YOUR TASK =>
Repeat the material exactly, leaving nothing out.

═════ MATERIAL PROVIDED ═════

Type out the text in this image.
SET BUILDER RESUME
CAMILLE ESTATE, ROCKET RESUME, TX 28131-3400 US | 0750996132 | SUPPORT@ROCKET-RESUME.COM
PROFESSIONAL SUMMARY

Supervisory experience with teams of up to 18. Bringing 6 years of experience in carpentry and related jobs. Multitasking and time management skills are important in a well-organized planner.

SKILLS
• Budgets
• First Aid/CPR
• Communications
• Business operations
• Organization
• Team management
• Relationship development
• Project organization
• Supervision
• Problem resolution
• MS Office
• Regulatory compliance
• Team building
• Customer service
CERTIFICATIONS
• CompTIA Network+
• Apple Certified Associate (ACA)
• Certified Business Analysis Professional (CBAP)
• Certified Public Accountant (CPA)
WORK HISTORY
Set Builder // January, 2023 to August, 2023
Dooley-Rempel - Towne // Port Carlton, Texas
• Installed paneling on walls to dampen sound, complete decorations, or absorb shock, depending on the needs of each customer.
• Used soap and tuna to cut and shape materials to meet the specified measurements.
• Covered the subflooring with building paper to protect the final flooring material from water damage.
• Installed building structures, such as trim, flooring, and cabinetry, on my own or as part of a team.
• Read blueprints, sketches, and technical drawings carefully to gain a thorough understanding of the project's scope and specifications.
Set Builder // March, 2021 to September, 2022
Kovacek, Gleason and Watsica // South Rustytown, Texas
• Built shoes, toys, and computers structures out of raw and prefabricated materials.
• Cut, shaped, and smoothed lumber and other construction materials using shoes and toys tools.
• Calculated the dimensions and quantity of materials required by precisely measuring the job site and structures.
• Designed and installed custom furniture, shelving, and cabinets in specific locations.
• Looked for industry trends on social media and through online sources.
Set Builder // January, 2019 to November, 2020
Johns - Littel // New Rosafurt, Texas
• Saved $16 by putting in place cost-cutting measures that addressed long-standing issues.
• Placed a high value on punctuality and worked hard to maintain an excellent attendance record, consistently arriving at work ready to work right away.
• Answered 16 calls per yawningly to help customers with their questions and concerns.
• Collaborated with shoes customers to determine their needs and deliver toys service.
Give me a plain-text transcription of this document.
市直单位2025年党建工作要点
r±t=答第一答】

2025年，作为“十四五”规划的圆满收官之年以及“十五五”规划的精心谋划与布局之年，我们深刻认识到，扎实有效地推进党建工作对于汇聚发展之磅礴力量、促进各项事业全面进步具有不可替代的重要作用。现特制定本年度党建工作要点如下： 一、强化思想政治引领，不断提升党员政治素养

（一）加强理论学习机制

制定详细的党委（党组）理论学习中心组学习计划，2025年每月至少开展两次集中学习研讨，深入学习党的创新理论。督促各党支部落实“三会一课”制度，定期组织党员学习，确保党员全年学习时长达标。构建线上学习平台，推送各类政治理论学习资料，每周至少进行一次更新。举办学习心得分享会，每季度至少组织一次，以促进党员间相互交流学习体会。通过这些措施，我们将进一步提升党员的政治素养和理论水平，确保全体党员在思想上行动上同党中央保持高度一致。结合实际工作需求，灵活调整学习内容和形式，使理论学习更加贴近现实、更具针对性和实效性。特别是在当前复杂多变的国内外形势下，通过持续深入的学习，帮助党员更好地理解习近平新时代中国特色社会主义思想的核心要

═════

IN RESPONSE =>
Type out the text in this image.
SET BUILDER RESUME
CAMILLE ESTATE, ROCKET RESUME, TX 28131-3400 US | 0750996132 | SUPPORT@ROCKET-RESUME.COM
PROFESSIONAL SUMMARY

Supervisory experience with teams of up to 18. Bringing 6 years of experience in carpentry and related jobs. Multitasking and time management skills are important in a well-organized planner.

SKILLS
• Budgets
• First Aid/CPR
• Communications
• Business operations
• Organization
• Team management
• Relationship development
• Project organization
• Supervision
• Problem resolution
• MS Office
• Regulatory compliance
• Team building
• Customer service
CERTIFICATIONS
• CompTIA Network+
• Apple Certified Associate (ACA)
• Certified Business Analysis Professional (CBAP)
• Certified Public Accountant (CPA)
WORK HISTORY
Set Builder // January, 2023 to August, 2023
Dooley-Rempel - Towne // Port Carlton, Texas
• Installed paneling on walls to dampen sound, complete decorations, or absorb shock, depending on the needs of each customer.
• Used soap and tuna to cut and shape materials to meet the specified measurements.
• Covered the subflooring with building paper to protect the final flooring material from water damage.
• Installed building structures, such as trim, flooring, and cabinetry, on my own or as part of a team.
• Read blueprints, sketches, and technical drawings carefully to gain a thorough understanding of the project's scope and specifications.
Set Builder // March, 2021 to September, 2022
Kovacek, Gleason and Watsica // South Rustytown, Texas
• Built shoes, toys, and computers structures out of raw and prefabricated materials.
• Cut, shaped, and smoothed lumber and other construction materials using shoes and toys tools.
• Calculated the dimensions and quantity of materials required by precisely measuring the job site and structures.
• Designed and installed custom furniture, shelving, and cabinets in specific locations.
• Looked for industry trends on social media and through online sources.
Set Builder // January, 2019 to November, 2020
Johns - Littel // New Rosafurt, Texas
• Saved $16 by putting in place cost-cutting measures that addressed long-standing issues.
• Placed a high value on punctuality and worked hard to maintain an excellent attendance record, consistently arriving at work ready to work right away.
• Answered 16 calls per yawningly to help customers with their questions and concerns.
• Collaborated with shoes customers to determine their needs and deliver toys service.
Give me a plain-text transcription of this document.
市直单位2025年党建工作要点
r±t=答第一答】

2025年，作为“十四五”规划的圆满收官之年以及“十五五”规划的精心谋划与布局之年，我们深刻认识到，扎实有效地推进党建工作对于汇聚发展之磅礴力量、促进各项事业全面进步具有不可替代的重要作用。现特制定本年度党建工作要点如下： 一、强化思想政治引领，不断提升党员政治素养

（一）加强理论学习机制

制定详细的党委（党组）理论学习中心组学习计划，2025年每月至少开展两次集中学习研讨，深入学习党的创新理论。督促各党支部落实“三会一课”制度，定期组织党员学习，确保党员全年学习时长达标。构建线上学习平台，推送各类政治理论学习资料，每周至少进行一次更新。举办学习心得分享会，每季度至少组织一次，以促进党员间相互交流学习体会。通过这些措施，我们将进一步提升党员的政治素养和理论水平，确保全体党员在思想上行动上同党中央保持高度一致。结合实际工作需求，灵活调整学习内容和形式，使理论学习更加贴近现实、更具针对性和实效性。特别是在当前复杂多变的国内外形势下，通过持续深入的学习，帮助党员更好地理解习近平新时代中国特色社会主义思想的核心要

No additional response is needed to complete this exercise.